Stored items
::::
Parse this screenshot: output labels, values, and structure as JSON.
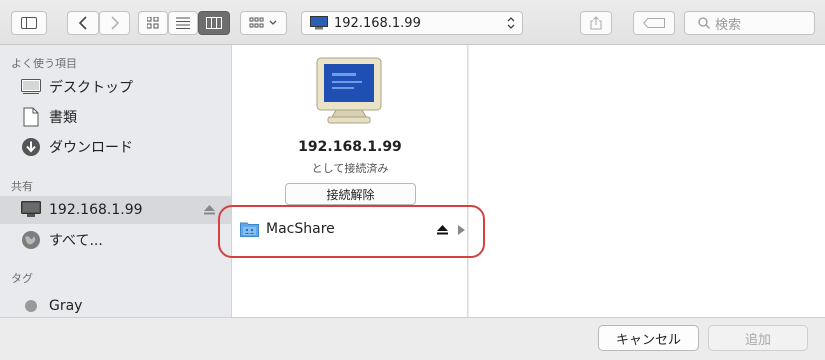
{
  "toolbar": {
    "path_label": "192.168.1.99",
    "search_placeholder": "検索"
  },
  "sidebar": {
    "sections": [
      {
        "label": "よく使う項目"
      },
      {
        "label": "共有"
      },
      {
        "label": "タグ"
      }
    ],
    "favorites": [
      {
        "label": "デスクトップ",
        "icon": "desktop-icon"
      },
      {
        "label": "書類",
        "icon": "document-icon"
      },
      {
        "label": "ダウンロード",
        "icon": "download-icon"
      }
    ],
    "shared": [
      {
        "label": "192.168.1.99",
        "icon": "computer-icon",
        "selected": true
      },
      {
        "label": "すべて...",
        "icon": "network-icon"
      }
    ],
    "tags": [
      {
        "label": "Gray",
        "color": "#9a9a9a"
      }
    ]
  },
  "column": {
    "host_name": "192.168.1.99",
    "host_status": "として接続済み",
    "disconnect_label": "接続解除",
    "share_name": "MacShare"
  },
  "buttons": {
    "cancel_label": "キャンセル",
    "add_label": "追加"
  },
  "colors": {
    "accent": "#1f6fd6",
    "highlight_ring": "#d64040"
  }
}
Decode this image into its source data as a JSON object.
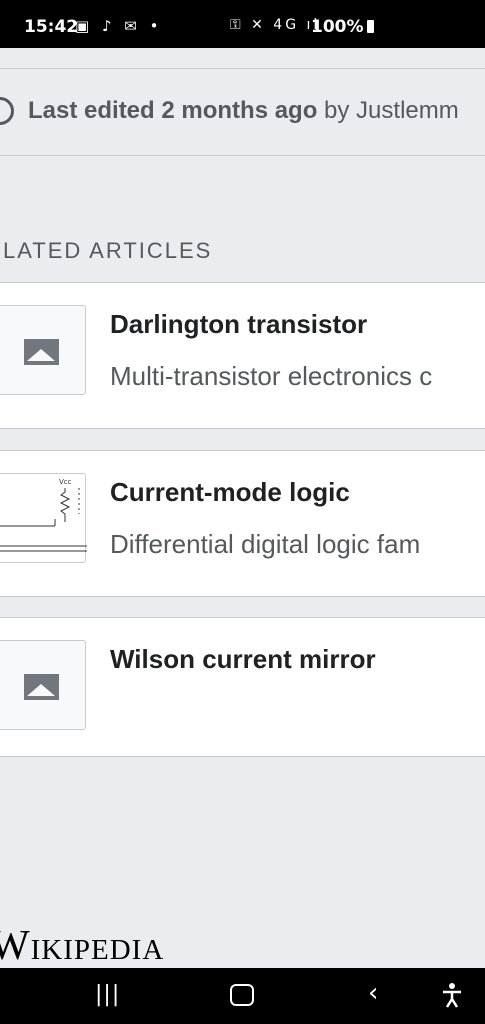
{
  "status_bar": {
    "time": "15:42",
    "left_icons": "▣ ♪ ✉ •",
    "right_icons": "⚿ ✕ 4G ıl",
    "battery": "100%"
  },
  "last_edited": {
    "prefix": "Last edited 2 months ago",
    "by": " by Justlemm"
  },
  "related_heading": "LATED ARTICLES",
  "related_articles": [
    {
      "title": "Darlington transistor",
      "description": "Multi-transistor electronics c",
      "thumbnail": "image-placeholder-icon"
    },
    {
      "title": "Current-mode logic",
      "description": "Differential digital logic fam",
      "thumbnail": "circuit-diagram"
    },
    {
      "title": "Wilson current mirror",
      "description": "",
      "thumbnail": "image-placeholder-icon"
    }
  ],
  "footer_logo": "Wikipedia",
  "nav_bar": {
    "recents": "|||",
    "back": "‹",
    "accessibility": "☥"
  }
}
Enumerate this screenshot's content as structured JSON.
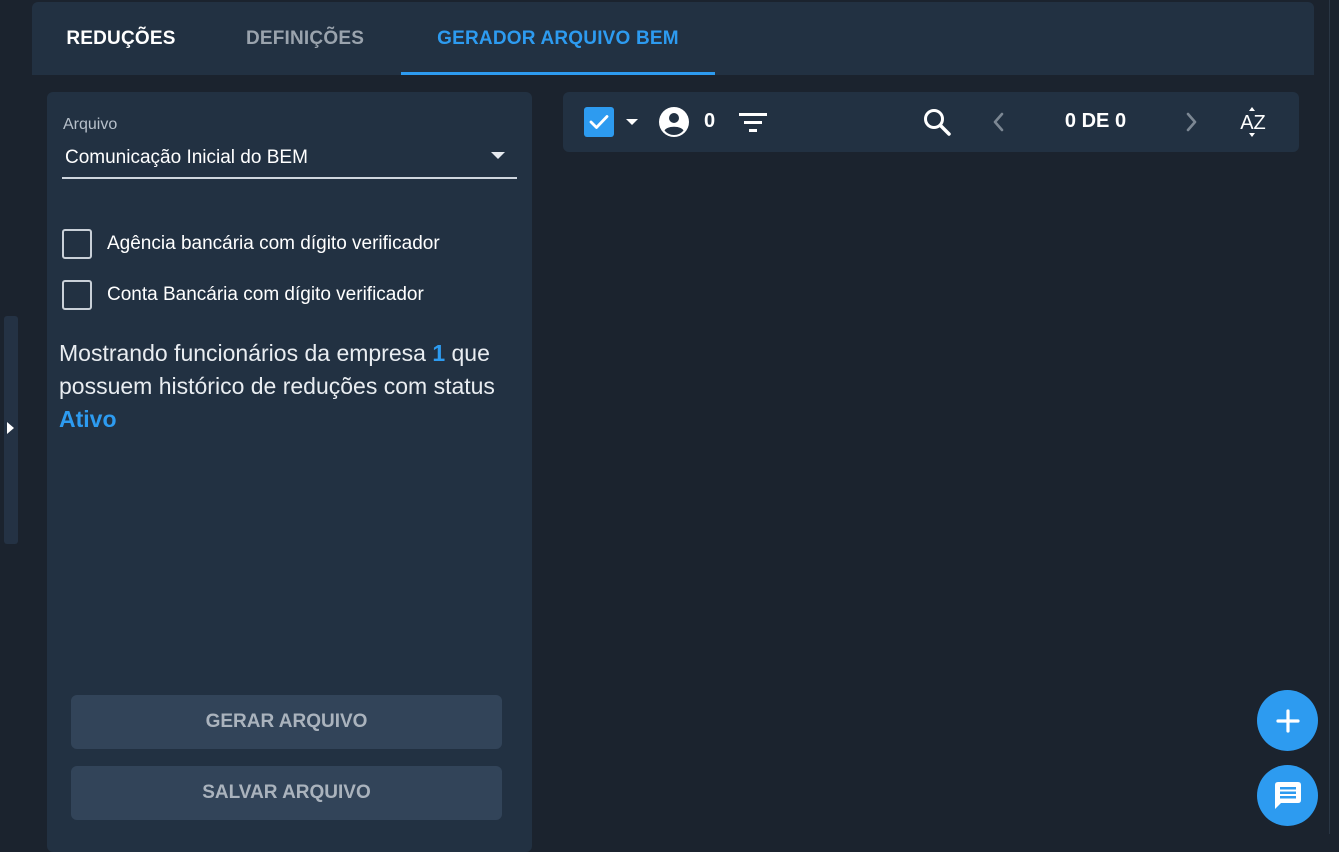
::::
Each line of the data should be quoted exactly, with pictures left out.

Parse this screenshot: output labels, values, and structure as JSON.
{
  "toolbar": {
    "path_label": "192.168.1.99",
    "search_placeholder": "検索"
  },
  "sidebar": {
    "sections": [
      {
        "label": "よく使う項目"
      },
      {
        "label": "共有"
      },
      {
        "label": "タグ"
      }
    ],
    "favorites": [
      {
        "label": "デスクトップ",
        "icon": "desktop-icon"
      },
      {
        "label": "書類",
        "icon": "document-icon"
      },
      {
        "label": "ダウンロード",
        "icon": "download-icon"
      }
    ],
    "shared": [
      {
        "label": "192.168.1.99",
        "icon": "computer-icon",
        "selected": true
      },
      {
        "label": "すべて...",
        "icon": "network-icon"
      }
    ],
    "tags": [
      {
        "label": "Gray",
        "color": "#9a9a9a"
      }
    ]
  },
  "column": {
    "host_name": "192.168.1.99",
    "host_status": "として接続済み",
    "disconnect_label": "接続解除",
    "share_name": "MacShare"
  },
  "buttons": {
    "cancel_label": "キャンセル",
    "add_label": "追加"
  },
  "colors": {
    "accent": "#1f6fd6",
    "highlight_ring": "#d64040"
  }
}
Decode this image into its source data as a JSON object.
{
  "status_bar": {
    "time": "15:42",
    "left_icons": "▣ ♪ ✉ •",
    "right_icons": "⚿ ✕ 4G ıl",
    "battery": "100%"
  },
  "last_edited": {
    "prefix": "Last edited 2 months ago",
    "by": " by Justlemm"
  },
  "related_heading": "LATED ARTICLES",
  "related_articles": [
    {
      "title": "Darlington transistor",
      "description": "Multi-transistor electronics c",
      "thumbnail": "image-placeholder-icon"
    },
    {
      "title": "Current-mode logic",
      "description": "Differential digital logic fam",
      "thumbnail": "circuit-diagram"
    },
    {
      "title": "Wilson current mirror",
      "description": "",
      "thumbnail": "image-placeholder-icon"
    }
  ],
  "footer_logo": "Wikipedia",
  "nav_bar": {
    "recents": "|||",
    "back": "‹",
    "accessibility": "☥"
  }
}
Enumerate this screenshot's content as structured JSON.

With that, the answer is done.